INPUT

++++++++

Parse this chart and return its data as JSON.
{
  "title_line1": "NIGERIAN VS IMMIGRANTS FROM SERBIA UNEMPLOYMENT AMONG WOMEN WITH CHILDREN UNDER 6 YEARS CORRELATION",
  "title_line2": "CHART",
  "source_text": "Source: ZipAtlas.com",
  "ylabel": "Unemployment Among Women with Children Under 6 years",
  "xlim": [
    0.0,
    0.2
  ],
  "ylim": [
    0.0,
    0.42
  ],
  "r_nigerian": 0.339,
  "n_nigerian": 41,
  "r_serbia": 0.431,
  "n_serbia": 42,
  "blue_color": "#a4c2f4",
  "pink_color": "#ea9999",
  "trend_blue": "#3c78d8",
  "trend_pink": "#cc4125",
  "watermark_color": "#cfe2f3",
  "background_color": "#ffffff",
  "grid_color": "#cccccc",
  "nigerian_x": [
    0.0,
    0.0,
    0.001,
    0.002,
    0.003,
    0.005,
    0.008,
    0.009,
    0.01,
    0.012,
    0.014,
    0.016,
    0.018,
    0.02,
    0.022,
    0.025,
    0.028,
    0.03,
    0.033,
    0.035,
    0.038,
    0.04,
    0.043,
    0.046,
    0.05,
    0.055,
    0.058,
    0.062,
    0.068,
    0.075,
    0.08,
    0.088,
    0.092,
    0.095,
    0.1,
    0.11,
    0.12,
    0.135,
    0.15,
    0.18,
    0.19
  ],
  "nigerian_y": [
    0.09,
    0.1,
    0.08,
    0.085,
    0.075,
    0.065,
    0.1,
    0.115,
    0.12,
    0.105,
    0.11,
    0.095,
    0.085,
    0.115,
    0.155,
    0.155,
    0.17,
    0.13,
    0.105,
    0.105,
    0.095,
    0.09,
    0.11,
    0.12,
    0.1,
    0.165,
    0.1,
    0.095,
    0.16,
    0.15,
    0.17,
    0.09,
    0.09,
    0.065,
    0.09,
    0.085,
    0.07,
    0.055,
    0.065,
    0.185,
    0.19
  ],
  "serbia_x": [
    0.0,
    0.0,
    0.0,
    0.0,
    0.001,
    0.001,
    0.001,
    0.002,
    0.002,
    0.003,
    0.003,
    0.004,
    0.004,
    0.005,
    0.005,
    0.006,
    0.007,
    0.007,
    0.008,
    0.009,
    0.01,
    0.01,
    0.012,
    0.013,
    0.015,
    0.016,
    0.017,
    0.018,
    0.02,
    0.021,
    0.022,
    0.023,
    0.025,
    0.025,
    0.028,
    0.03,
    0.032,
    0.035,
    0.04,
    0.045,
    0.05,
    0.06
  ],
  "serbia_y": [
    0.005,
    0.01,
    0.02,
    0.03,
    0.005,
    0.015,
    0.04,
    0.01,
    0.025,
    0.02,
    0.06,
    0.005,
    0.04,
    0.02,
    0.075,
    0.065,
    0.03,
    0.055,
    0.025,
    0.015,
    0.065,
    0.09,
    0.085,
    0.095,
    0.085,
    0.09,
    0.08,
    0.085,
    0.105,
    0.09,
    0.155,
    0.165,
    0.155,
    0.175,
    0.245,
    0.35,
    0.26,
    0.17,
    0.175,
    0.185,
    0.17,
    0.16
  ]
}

++++++++

SET TASK
Quote each line of the data above exactly as written.

WORKED SOLUTION
Parse this chart and return its data as JSON.
{
  "title_line1": "NIGERIAN VS IMMIGRANTS FROM SERBIA UNEMPLOYMENT AMONG WOMEN WITH CHILDREN UNDER 6 YEARS CORRELATION",
  "title_line2": "CHART",
  "source_text": "Source: ZipAtlas.com",
  "ylabel": "Unemployment Among Women with Children Under 6 years",
  "xlim": [
    0.0,
    0.2
  ],
  "ylim": [
    0.0,
    0.42
  ],
  "r_nigerian": 0.339,
  "n_nigerian": 41,
  "r_serbia": 0.431,
  "n_serbia": 42,
  "blue_color": "#a4c2f4",
  "pink_color": "#ea9999",
  "trend_blue": "#3c78d8",
  "trend_pink": "#cc4125",
  "watermark_color": "#cfe2f3",
  "background_color": "#ffffff",
  "grid_color": "#cccccc",
  "nigerian_x": [
    0.0,
    0.0,
    0.001,
    0.002,
    0.003,
    0.005,
    0.008,
    0.009,
    0.01,
    0.012,
    0.014,
    0.016,
    0.018,
    0.02,
    0.022,
    0.025,
    0.028,
    0.03,
    0.033,
    0.035,
    0.038,
    0.04,
    0.043,
    0.046,
    0.05,
    0.055,
    0.058,
    0.062,
    0.068,
    0.075,
    0.08,
    0.088,
    0.092,
    0.095,
    0.1,
    0.11,
    0.12,
    0.135,
    0.15,
    0.18,
    0.19
  ],
  "nigerian_y": [
    0.09,
    0.1,
    0.08,
    0.085,
    0.075,
    0.065,
    0.1,
    0.115,
    0.12,
    0.105,
    0.11,
    0.095,
    0.085,
    0.115,
    0.155,
    0.155,
    0.17,
    0.13,
    0.105,
    0.105,
    0.095,
    0.09,
    0.11,
    0.12,
    0.1,
    0.165,
    0.1,
    0.095,
    0.16,
    0.15,
    0.17,
    0.09,
    0.09,
    0.065,
    0.09,
    0.085,
    0.07,
    0.055,
    0.065,
    0.185,
    0.19
  ],
  "serbia_x": [
    0.0,
    0.0,
    0.0,
    0.0,
    0.001,
    0.001,
    0.001,
    0.002,
    0.002,
    0.003,
    0.003,
    0.004,
    0.004,
    0.005,
    0.005,
    0.006,
    0.007,
    0.007,
    0.008,
    0.009,
    0.01,
    0.01,
    0.012,
    0.013,
    0.015,
    0.016,
    0.017,
    0.018,
    0.02,
    0.021,
    0.022,
    0.023,
    0.025,
    0.025,
    0.028,
    0.03,
    0.032,
    0.035,
    0.04,
    0.045,
    0.05,
    0.06
  ],
  "serbia_y": [
    0.005,
    0.01,
    0.02,
    0.03,
    0.005,
    0.015,
    0.04,
    0.01,
    0.025,
    0.02,
    0.06,
    0.005,
    0.04,
    0.02,
    0.075,
    0.065,
    0.03,
    0.055,
    0.025,
    0.015,
    0.065,
    0.09,
    0.085,
    0.095,
    0.085,
    0.09,
    0.08,
    0.085,
    0.105,
    0.09,
    0.155,
    0.165,
    0.155,
    0.175,
    0.245,
    0.35,
    0.26,
    0.17,
    0.175,
    0.185,
    0.17,
    0.16
  ]
}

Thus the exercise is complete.